→ Task
Below are the records. Restate word for word every line from the one that contains "Give me the" through the final line, both included.

Dataset rows about figures:
↓

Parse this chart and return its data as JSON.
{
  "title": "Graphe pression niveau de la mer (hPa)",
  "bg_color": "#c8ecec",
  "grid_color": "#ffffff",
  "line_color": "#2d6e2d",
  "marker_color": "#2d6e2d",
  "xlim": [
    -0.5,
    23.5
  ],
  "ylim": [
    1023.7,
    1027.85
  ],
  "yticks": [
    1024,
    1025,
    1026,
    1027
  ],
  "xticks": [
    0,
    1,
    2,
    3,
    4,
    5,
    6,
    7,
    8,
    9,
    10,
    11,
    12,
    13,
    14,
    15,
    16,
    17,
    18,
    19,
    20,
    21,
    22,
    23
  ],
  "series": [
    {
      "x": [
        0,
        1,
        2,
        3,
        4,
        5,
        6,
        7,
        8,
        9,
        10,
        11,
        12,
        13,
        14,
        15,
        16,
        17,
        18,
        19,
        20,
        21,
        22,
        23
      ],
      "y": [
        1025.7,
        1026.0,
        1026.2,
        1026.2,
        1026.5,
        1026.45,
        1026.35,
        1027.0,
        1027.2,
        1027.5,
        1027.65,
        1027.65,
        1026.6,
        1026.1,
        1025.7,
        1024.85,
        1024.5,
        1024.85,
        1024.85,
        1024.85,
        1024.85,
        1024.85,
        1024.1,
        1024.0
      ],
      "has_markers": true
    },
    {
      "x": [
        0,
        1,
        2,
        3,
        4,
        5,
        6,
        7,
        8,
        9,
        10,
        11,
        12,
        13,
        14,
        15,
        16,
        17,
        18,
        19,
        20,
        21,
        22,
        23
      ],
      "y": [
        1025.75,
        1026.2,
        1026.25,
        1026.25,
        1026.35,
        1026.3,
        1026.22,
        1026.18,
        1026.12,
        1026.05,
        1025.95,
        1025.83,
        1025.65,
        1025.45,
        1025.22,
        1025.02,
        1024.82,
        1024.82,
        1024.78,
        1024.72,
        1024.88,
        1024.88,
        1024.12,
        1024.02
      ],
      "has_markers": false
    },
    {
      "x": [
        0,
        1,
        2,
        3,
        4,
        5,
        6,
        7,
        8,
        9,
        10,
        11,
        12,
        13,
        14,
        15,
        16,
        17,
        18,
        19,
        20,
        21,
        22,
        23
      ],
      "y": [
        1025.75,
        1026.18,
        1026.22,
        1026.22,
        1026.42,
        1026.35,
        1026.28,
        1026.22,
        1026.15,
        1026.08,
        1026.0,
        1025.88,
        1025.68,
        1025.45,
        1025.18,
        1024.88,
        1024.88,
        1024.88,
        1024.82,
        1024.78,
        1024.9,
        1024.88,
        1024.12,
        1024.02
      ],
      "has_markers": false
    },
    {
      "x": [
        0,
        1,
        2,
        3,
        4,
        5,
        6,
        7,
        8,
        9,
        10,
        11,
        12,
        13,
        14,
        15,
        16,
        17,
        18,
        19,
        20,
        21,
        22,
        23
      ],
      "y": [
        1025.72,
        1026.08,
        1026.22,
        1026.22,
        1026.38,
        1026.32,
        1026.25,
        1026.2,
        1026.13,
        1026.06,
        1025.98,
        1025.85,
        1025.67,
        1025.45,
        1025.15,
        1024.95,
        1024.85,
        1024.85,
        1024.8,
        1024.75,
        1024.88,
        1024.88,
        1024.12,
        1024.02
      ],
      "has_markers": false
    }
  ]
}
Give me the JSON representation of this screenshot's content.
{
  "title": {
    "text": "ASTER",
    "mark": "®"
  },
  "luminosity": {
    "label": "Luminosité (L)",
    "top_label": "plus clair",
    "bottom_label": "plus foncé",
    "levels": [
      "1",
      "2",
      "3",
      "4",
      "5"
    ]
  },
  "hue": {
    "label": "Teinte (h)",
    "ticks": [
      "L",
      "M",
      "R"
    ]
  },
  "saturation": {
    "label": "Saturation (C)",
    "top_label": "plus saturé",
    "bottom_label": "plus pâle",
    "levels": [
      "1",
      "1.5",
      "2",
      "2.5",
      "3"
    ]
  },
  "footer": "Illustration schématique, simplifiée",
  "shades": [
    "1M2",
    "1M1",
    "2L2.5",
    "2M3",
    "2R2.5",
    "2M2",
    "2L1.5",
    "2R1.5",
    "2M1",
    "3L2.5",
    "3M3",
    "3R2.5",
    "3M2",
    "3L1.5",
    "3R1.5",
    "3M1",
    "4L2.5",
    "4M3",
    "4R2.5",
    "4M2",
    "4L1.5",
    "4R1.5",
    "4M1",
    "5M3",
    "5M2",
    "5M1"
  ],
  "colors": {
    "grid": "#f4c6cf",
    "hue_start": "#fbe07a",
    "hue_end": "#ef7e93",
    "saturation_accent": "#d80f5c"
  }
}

↑

→ Result of this task
Give me the JSON representation of this screenshot's content.
{
  "title": {
    "text": "ASTER",
    "mark": "®"
  },
  "luminosity": {
    "label": "Luminosité (L)",
    "top_label": "plus clair",
    "bottom_label": "plus foncé",
    "levels": [
      "1",
      "2",
      "3",
      "4",
      "5"
    ]
  },
  "hue": {
    "label": "Teinte (h)",
    "ticks": [
      "L",
      "M",
      "R"
    ]
  },
  "saturation": {
    "label": "Saturation (C)",
    "top_label": "plus saturé",
    "bottom_label": "plus pâle",
    "levels": [
      "1",
      "1.5",
      "2",
      "2.5",
      "3"
    ]
  },
  "footer": "Illustration schématique, simplifiée",
  "shades": [
    "1M2",
    "1M1",
    "2L2.5",
    "2M3",
    "2R2.5",
    "2M2",
    "2L1.5",
    "2R1.5",
    "2M1",
    "3L2.5",
    "3M3",
    "3R2.5",
    "3M2",
    "3L1.5",
    "3R1.5",
    "3M1",
    "4L2.5",
    "4M3",
    "4R2.5",
    "4M2",
    "4L1.5",
    "4R1.5",
    "4M1",
    "5M3",
    "5M2",
    "5M1"
  ],
  "colors": {
    "grid": "#f4c6cf",
    "hue_start": "#fbe07a",
    "hue_end": "#ef7e93",
    "saturation_accent": "#d80f5c"
  }
}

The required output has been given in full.